- Written task -
How many of the lines below hold the word "Vector"? Answer only with the number.

#####

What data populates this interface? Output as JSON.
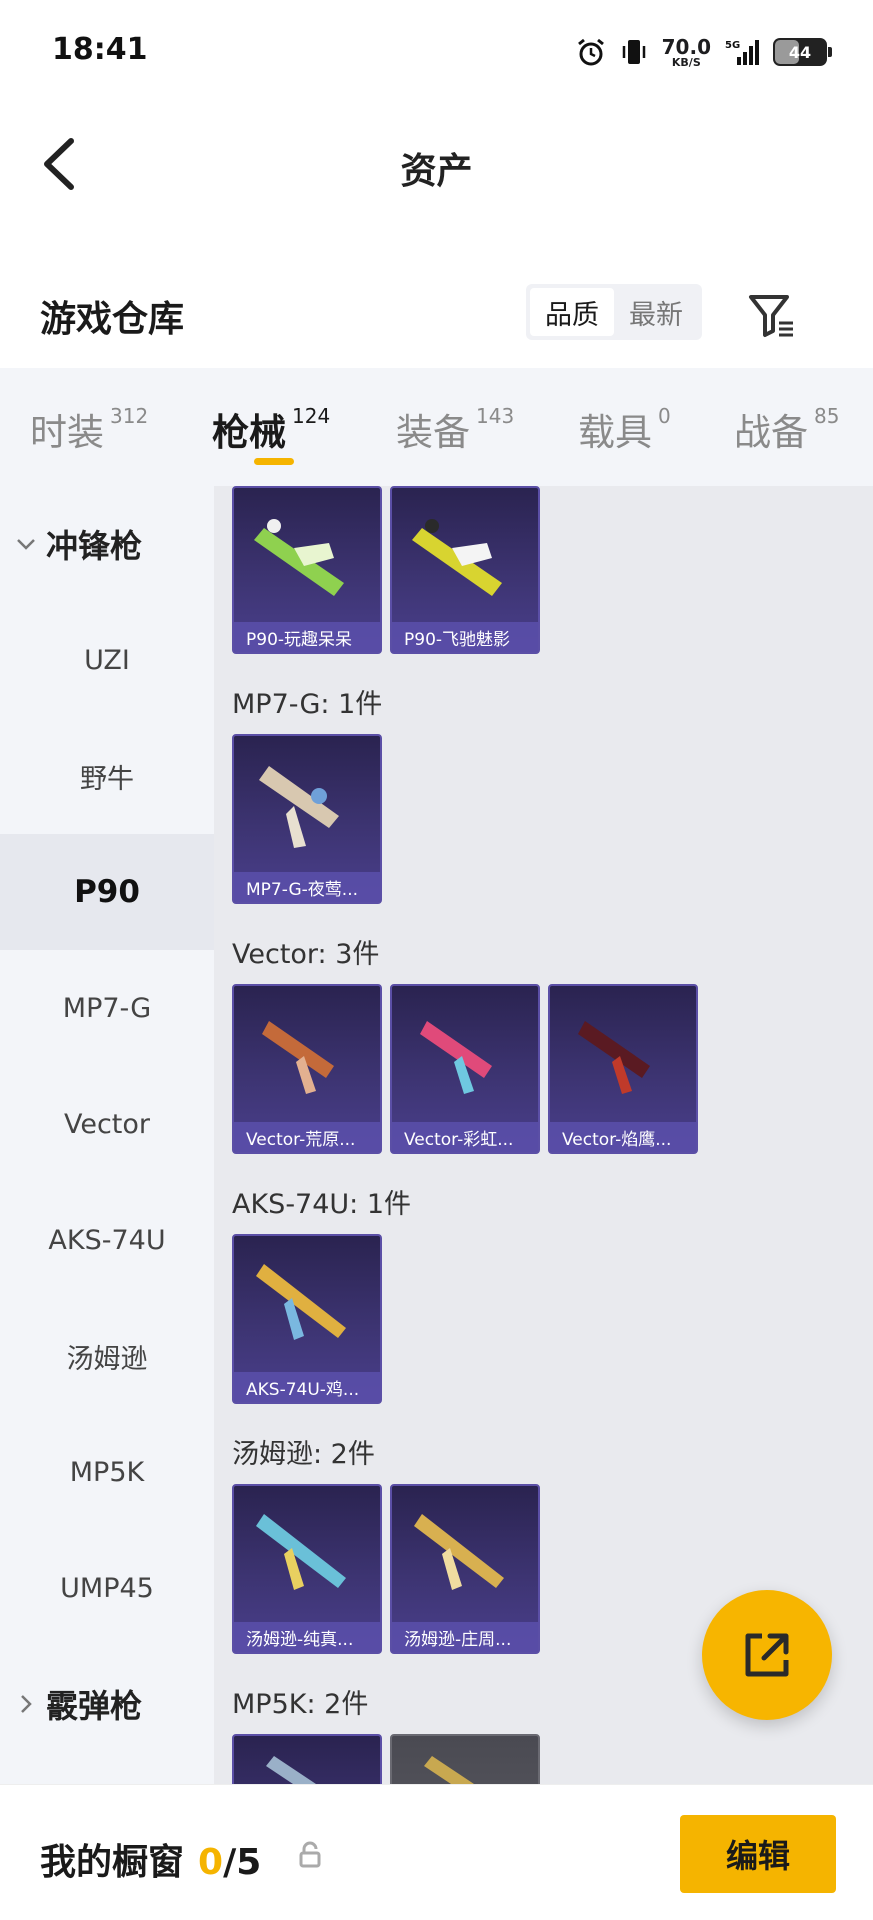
{
  "status_bar": {
    "time": "18:41",
    "net_speed": "70.0",
    "net_unit": "KB/S",
    "signal_label": "5G",
    "battery": "44"
  },
  "nav": {
    "title": "资产"
  },
  "header": {
    "section_title": "游戏仓库",
    "sort_options": [
      "品质",
      "最新"
    ],
    "active_sort": "品质"
  },
  "tabs": [
    {
      "label": "时装",
      "count": "312"
    },
    {
      "label": "枪械",
      "count": "124"
    },
    {
      "label": "装备",
      "count": "143"
    },
    {
      "label": "载具",
      "count": "0"
    },
    {
      "label": "战备",
      "count": "85"
    }
  ],
  "active_tab": "枪械",
  "sidebar": {
    "group_smg": "冲锋枪",
    "items": [
      "UZI",
      "野牛",
      "P90",
      "MP7-G",
      "Vector",
      "AKS-74U",
      "汤姆逊",
      "MP5K",
      "UMP45"
    ],
    "active_item": "P90",
    "group_shotgun": "霰弹枪"
  },
  "content": {
    "p90_items": [
      "P90-玩趣呆呆",
      "P90-飞驰魅影"
    ],
    "groups": [
      {
        "label": "MP7-G: 1件",
        "items": [
          "MP7-G-夜莺..."
        ]
      },
      {
        "label": "Vector: 3件",
        "items": [
          "Vector-荒原...",
          "Vector-彩虹...",
          "Vector-焰鹰..."
        ]
      },
      {
        "label": "AKS-74U: 1件",
        "items": [
          "AKS-74U-鸡..."
        ]
      },
      {
        "label": "汤姆逊: 2件",
        "items": [
          "汤姆逊-纯真...",
          "汤姆逊-庄周..."
        ]
      },
      {
        "label": "MP5K: 2件",
        "items": [
          "",
          ""
        ]
      }
    ]
  },
  "bottom": {
    "showcase_label": "我的橱窗",
    "showcase_current": "0",
    "showcase_total": "/5",
    "edit_label": "编辑"
  },
  "colors": {
    "accent": "#f5b400",
    "card_bg": "#3d3472",
    "card_caption": "#5a4eaa",
    "sidebar_bg": "#f3f5f9",
    "content_bg": "#e9eaee"
  },
  "icons": [
    "back-arrow-icon",
    "filter-icon",
    "chevron-down-icon",
    "chevron-right-icon",
    "share-export-icon",
    "lock-icon",
    "alarm-icon",
    "vibrate-icon",
    "signal-icon",
    "battery-icon"
  ]
}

#####

- Task response -
5